# お題:
抜粋文では、最初のオープニングスピーチが始まったのは予定開始時間からどのくらい後ですか。

# 抜粋文:
#####
今年始めに予算をつけてもらった自分のプロジェクトでブロックチェーンを使えるかどうか調査するためブロックチェーンの会議に参加したいと思っていて調べていたところ、ちょうどヨーロッパ・ブロックチェーン投資会議2019という会議がウィーンで2月28日から3月2日まで開催されるというので、同僚と参加した。
https://www.ebic2019.com/
初めて参加するブロックチェーン会議で2500人も来るというし、参加費も通常の3日チケットは8万円もするので(私達のチケットは人事の同僚が半値以下に交渉してくれた)、どんなにすごい会議なんだろうと思って期待して初日会場のシアターに到着した。
開始時間から20分くらい遅れてついたのに、普通のウィーンのアパートのような建物の螺旋階段を登っていくと聞こえてくるのは音楽と歌。
一見、普通のアパートのドアのようなところから入場しコンサートのリハーサルをやっているような雰囲気のシアターに到着すると300人くらい入りそうな会場にはスタッフも含めて25人ほどしかいなくて、唖然。先についていた同僚の隣に座って1時間ほどライブミュージックを聴きながら談笑して過ごした。
ようやく最初のオープニングスピーチのIsmail Malikが話し始めたのは予定開始時間から90分ほど経過してから。その後も最初のAgendaと多少異なる発表者がいたりと多少混乱しつつも、中にはとても良い発表をする企業もあって午後にはステージの上だけはなんとなく形になってきた。
どこかのインターネットTVにも中継されていたらしい。ただ、数万円の入場料を取ったイベントの会場運営はお世辞にもいいところなし。
#####
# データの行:
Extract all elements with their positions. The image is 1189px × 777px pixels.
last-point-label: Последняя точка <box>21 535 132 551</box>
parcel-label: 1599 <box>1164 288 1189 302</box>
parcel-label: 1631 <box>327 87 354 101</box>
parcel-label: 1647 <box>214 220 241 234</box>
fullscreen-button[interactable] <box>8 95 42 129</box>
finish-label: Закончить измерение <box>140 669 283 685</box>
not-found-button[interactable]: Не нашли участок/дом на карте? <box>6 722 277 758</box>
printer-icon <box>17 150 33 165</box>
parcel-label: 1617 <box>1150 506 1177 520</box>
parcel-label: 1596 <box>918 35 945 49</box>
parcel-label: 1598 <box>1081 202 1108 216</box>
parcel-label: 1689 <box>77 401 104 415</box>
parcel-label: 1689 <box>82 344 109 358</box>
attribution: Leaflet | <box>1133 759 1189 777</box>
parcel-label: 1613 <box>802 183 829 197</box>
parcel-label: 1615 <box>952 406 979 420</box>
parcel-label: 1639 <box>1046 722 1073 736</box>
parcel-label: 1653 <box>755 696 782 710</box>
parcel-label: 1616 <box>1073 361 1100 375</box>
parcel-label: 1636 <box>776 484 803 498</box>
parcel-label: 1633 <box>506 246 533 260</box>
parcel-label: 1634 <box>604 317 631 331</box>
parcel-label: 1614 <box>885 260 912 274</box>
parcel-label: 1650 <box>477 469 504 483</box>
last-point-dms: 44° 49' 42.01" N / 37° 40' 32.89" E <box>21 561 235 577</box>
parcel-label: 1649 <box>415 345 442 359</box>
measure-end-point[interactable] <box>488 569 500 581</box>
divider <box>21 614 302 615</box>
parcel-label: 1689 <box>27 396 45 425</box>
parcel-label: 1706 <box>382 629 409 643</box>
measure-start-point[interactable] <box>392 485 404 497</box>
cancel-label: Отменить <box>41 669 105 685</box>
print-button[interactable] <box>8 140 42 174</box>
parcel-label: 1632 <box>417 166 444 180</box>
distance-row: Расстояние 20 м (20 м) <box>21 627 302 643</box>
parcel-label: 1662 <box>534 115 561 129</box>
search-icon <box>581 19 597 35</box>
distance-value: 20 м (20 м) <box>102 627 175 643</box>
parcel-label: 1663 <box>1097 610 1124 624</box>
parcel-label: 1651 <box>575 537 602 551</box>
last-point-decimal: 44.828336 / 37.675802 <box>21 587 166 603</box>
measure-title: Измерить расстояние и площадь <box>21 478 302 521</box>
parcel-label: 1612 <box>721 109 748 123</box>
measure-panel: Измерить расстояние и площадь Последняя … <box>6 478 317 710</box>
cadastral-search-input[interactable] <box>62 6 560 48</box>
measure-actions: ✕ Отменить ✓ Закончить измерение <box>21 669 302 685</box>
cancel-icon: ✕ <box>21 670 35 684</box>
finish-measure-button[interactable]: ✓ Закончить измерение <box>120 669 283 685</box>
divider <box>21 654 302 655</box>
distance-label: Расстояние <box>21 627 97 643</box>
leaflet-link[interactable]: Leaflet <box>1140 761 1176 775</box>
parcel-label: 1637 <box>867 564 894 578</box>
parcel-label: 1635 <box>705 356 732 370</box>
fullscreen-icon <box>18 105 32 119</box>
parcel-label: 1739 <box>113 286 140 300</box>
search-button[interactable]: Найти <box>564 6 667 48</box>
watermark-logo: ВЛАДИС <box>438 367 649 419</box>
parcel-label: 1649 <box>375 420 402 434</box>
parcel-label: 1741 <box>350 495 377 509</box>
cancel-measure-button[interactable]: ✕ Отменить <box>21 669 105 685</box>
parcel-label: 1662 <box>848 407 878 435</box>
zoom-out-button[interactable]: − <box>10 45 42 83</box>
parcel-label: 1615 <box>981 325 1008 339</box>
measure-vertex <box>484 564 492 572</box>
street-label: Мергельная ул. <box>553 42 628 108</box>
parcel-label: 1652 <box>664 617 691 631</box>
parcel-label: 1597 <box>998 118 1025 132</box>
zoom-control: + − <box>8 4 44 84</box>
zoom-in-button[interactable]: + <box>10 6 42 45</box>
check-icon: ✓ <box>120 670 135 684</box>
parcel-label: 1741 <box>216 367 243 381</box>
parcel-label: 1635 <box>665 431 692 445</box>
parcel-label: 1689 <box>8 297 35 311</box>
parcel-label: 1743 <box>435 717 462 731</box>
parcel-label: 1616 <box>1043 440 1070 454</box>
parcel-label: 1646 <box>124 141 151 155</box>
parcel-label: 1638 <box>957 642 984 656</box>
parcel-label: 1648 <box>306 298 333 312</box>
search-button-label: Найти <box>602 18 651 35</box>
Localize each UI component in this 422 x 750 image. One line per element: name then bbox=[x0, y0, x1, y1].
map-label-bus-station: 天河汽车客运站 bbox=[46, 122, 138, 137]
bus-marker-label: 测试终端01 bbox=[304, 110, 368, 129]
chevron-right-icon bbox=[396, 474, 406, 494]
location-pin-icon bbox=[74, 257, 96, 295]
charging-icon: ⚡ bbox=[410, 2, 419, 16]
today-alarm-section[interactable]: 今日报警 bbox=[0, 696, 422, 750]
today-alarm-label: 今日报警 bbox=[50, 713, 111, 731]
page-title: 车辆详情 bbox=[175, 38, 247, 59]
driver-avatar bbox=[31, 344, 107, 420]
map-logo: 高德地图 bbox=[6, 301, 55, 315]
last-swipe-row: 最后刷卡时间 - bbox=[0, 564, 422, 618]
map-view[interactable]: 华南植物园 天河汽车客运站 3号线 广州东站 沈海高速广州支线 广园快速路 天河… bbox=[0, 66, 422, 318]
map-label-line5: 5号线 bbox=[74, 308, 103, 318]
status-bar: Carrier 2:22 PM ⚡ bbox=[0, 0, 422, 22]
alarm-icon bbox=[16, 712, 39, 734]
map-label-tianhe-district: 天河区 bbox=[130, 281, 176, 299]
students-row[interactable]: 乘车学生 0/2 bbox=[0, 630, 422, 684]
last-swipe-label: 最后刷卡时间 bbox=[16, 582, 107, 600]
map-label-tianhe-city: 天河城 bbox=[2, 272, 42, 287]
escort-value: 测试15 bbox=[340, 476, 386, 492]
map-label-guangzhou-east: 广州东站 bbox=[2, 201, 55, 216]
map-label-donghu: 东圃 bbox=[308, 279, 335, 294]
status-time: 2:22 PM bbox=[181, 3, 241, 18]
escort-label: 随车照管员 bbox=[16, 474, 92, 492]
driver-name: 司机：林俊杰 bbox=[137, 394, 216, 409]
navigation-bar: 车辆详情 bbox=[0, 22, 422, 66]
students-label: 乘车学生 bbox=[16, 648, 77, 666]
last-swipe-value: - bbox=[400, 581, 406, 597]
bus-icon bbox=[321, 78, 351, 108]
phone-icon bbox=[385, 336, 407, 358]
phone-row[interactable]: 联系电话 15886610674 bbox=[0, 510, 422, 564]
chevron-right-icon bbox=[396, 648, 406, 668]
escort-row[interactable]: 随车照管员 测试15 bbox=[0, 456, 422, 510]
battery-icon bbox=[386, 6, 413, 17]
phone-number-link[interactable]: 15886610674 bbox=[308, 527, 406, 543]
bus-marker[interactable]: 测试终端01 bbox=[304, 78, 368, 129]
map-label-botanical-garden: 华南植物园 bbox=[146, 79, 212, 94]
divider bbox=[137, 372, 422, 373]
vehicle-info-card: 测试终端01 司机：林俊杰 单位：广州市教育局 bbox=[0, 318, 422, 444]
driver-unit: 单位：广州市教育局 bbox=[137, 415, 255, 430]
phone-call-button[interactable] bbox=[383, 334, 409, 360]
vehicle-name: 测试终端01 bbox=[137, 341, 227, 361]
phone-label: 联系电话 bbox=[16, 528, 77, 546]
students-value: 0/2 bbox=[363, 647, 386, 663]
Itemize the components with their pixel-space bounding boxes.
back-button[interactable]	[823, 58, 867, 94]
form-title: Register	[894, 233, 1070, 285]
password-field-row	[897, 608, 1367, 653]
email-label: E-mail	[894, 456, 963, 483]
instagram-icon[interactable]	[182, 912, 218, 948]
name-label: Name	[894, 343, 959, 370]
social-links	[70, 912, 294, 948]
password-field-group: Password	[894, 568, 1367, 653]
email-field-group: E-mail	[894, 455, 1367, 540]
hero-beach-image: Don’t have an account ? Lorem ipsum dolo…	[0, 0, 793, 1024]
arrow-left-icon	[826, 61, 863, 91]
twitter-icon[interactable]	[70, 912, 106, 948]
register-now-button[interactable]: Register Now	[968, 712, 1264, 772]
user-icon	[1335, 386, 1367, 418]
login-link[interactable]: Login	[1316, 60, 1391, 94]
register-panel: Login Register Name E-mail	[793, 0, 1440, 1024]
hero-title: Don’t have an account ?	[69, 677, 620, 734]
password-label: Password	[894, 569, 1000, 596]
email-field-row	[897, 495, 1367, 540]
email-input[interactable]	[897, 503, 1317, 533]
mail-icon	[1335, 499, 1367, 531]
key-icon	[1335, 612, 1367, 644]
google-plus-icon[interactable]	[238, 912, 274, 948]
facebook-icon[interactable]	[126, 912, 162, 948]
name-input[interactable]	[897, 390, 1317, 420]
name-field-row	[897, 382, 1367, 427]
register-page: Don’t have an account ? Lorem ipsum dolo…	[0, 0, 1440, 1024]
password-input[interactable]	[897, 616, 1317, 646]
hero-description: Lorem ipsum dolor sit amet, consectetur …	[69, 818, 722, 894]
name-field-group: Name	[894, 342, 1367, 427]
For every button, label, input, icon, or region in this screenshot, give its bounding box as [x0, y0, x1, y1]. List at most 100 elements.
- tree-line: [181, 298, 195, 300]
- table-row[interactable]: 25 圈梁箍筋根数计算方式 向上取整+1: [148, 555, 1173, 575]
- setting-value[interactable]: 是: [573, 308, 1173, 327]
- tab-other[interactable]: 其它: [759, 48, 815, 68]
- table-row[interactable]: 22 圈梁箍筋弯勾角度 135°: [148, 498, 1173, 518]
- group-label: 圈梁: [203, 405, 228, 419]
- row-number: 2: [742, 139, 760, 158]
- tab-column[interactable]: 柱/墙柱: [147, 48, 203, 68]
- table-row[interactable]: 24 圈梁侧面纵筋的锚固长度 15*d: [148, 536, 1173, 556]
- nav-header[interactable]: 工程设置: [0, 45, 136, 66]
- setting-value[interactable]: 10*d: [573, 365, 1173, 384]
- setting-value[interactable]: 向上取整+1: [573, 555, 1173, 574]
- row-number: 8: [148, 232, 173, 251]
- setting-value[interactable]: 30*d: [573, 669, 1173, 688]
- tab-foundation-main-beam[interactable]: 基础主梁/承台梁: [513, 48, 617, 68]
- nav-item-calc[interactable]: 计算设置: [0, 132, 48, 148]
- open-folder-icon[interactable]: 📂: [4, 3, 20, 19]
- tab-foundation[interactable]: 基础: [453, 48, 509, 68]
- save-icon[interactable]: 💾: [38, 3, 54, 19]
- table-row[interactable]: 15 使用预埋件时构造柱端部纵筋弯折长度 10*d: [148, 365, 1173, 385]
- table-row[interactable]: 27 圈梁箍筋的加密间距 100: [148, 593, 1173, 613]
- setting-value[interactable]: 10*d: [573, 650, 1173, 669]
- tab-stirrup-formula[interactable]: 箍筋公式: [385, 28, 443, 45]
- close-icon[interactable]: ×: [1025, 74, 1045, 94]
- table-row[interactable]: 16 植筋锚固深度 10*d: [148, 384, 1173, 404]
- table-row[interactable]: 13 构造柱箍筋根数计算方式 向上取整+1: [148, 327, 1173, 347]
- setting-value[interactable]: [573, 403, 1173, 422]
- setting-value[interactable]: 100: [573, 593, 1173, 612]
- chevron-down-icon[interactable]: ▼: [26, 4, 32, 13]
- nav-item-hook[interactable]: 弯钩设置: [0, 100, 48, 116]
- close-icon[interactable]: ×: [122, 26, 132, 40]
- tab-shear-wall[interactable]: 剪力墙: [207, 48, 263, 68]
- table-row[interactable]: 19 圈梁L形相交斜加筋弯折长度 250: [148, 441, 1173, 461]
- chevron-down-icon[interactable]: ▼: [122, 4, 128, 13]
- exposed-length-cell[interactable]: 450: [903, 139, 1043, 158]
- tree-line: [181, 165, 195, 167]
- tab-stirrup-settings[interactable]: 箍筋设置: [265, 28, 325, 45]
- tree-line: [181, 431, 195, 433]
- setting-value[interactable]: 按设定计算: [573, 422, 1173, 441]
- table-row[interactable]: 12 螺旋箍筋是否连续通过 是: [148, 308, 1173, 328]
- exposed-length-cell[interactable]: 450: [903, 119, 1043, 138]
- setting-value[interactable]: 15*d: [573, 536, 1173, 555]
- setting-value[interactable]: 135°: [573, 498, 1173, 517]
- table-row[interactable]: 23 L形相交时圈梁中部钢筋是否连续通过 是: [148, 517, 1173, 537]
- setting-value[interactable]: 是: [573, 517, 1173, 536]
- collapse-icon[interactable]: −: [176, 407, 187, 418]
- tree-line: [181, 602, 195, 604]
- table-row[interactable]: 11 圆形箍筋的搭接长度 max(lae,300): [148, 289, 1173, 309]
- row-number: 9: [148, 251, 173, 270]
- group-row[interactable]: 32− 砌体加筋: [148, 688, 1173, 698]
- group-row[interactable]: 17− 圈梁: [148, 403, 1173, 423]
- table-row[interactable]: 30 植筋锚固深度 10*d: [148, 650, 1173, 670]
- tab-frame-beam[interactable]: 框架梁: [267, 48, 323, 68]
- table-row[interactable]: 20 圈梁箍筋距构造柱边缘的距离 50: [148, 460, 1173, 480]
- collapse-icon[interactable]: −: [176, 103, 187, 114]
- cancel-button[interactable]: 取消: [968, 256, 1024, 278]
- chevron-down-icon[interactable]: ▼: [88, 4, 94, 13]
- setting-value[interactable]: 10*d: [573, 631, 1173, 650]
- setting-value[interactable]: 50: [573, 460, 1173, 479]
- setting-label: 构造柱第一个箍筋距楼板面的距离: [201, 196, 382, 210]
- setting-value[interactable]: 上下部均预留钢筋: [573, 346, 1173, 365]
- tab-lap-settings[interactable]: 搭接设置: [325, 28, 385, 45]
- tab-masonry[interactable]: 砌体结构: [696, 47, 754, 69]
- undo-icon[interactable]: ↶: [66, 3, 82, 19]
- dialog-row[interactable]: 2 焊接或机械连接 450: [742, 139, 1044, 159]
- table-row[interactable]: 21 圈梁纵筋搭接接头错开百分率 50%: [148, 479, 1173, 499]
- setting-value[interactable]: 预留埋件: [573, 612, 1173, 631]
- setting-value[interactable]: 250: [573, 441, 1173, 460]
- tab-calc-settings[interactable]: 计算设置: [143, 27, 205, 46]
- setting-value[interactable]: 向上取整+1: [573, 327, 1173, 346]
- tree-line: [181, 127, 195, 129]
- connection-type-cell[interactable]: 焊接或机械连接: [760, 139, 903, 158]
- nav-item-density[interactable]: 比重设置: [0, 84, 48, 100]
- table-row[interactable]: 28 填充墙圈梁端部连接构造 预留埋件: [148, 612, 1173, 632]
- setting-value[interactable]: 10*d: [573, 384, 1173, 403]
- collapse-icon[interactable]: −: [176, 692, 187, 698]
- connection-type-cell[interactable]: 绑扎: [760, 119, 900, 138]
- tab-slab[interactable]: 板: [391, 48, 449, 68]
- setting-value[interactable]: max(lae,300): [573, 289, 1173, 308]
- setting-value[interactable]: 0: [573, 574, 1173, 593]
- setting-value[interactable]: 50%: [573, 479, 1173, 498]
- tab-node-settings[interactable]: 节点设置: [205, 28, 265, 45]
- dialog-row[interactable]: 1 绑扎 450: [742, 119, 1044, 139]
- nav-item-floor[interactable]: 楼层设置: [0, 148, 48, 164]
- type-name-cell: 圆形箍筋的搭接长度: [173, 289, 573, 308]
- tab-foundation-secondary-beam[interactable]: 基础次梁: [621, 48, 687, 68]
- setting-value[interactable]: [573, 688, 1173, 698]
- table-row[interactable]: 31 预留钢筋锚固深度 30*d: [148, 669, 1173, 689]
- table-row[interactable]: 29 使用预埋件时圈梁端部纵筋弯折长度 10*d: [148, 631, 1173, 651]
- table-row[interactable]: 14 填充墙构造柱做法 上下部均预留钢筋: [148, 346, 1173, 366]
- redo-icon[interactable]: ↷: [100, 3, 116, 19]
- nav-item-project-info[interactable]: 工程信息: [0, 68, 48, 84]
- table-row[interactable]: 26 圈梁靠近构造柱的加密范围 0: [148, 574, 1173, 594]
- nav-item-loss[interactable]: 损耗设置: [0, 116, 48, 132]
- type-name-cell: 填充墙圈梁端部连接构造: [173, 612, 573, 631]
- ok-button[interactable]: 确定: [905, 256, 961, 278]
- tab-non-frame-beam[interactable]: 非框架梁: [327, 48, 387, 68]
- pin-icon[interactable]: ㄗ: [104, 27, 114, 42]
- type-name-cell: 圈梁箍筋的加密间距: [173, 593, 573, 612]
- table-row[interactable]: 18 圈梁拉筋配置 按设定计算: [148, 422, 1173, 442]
#####
# 回答:
予定開始時間から90分ほど経ってからです。